DESCRIPTION OF THE TASK.
Check every line below for the word "타이어및휠" and copy the ones that have it.
___ PROVIDED RECORDS
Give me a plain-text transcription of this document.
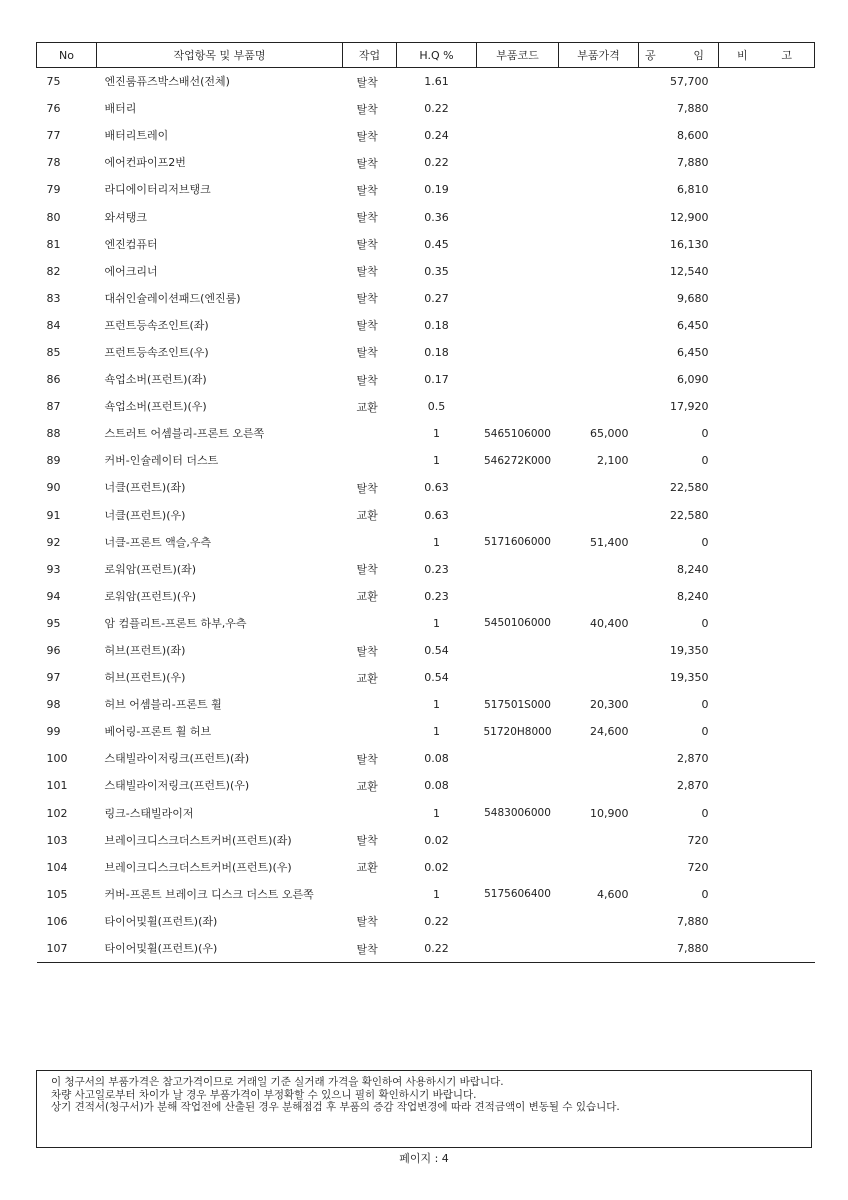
No	작업항목 및 부품명	작업	H.Q %	부품코드	부품가격	공 임	비 고

75	엔진룸퓨즈박스배선(전체)	탈착	1.61			57,700	
76	배터리	탈착	0.22			7,880	
77	배터리트레이	탈착	0.24			8,600	
78	에어컨파이프2번	탈착	0.22			7,880	
79	라디에이터리저브탱크	탈착	0.19			6,810	
80	와셔탱크	탈착	0.36			12,900	
81	엔진컴퓨터	탈착	0.45			16,130	
82	에어크리너	탈착	0.35			12,540	
83	대쉬인슐레이션패드(엔진룸)	탈착	0.27			9,680	
84	프런트등속조인트(좌)	탈착	0.18			6,450	
85	프런트등속조인트(우)	탈착	0.18			6,450	
86	쇽업소버(프런트)(좌)	탈착	0.17			6,090	
87	쇽업소버(프런트)(우)	교환	0.5			17,920	
88	스트러트 어셈블리-프론트 오른쪽		1	5465106000	65,000	0	
89	커버-인슐레이터 더스트		1	546272K000	2,100	0	
90	너클(프런트)(좌)	탈착	0.63			22,580	
91	너클(프런트)(우)	교환	0.63			22,580	
92	너클-프론트 액슬,우측		1	5171606000	51,400	0	
93	로워암(프런트)(좌)	탈착	0.23			8,240	
94	로워암(프런트)(우)	교환	0.23			8,240	
95	암 컴플리트-프론트 하부,우측		1	5450106000	40,400	0	
96	허브(프런트)(좌)	탈착	0.54			19,350	
97	허브(프런트)(우)	교환	0.54			19,350	
98	허브 어셈블리-프론트 휠		1	517501S000	20,300	0	
99	베어링-프론트 휠 허브		1	51720H8000	24,600	0	
100	스태빌라이저링크(프런트)(좌)	탈착	0.08			2,870	
101	스태빌라이저링크(프런트)(우)	교환	0.08			2,870	
102	링크-스태빌라이저		1	5483006000	10,900	0	
103	브레이크디스크더스트커버(프런트)(좌)	탈착	0.02			720	
104	브레이크디스크더스트커버(프런트)(우)	교환	0.02			720	
105	커버-프론트 브레이크 디스크 더스트 오른쪽		1	5175606400	4,600	0	
106	타이어및휠(프런트)(좌)	탈착	0.22			7,880	
107	타이어및휠(프런트)(우)	탈착	0.22			7,880	

이 청구서의 부품가격은 참고가격이므로 거래일 기준 실거래 가격을 확인하여 사용하시기 바랍니다.

차량 사고일로부터 차이가 날 경우 부품가격이 부정확할 수 있으니 필히 확인하시기 바랍니다.

상기 견적서(청구서)가 분해 작업전에 산출된 경우 분해점검 후 부품의 증감 작업변경에 따라 견적금액이 변동될 수 있습니다.

페이지 : 4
______
ANSWER TO THE TASK.
106	타이어및휠(프런트)(좌)	탈착	0.22			7,880	
107	타이어및휠(프런트)(우)	탈착	0.22			7,880	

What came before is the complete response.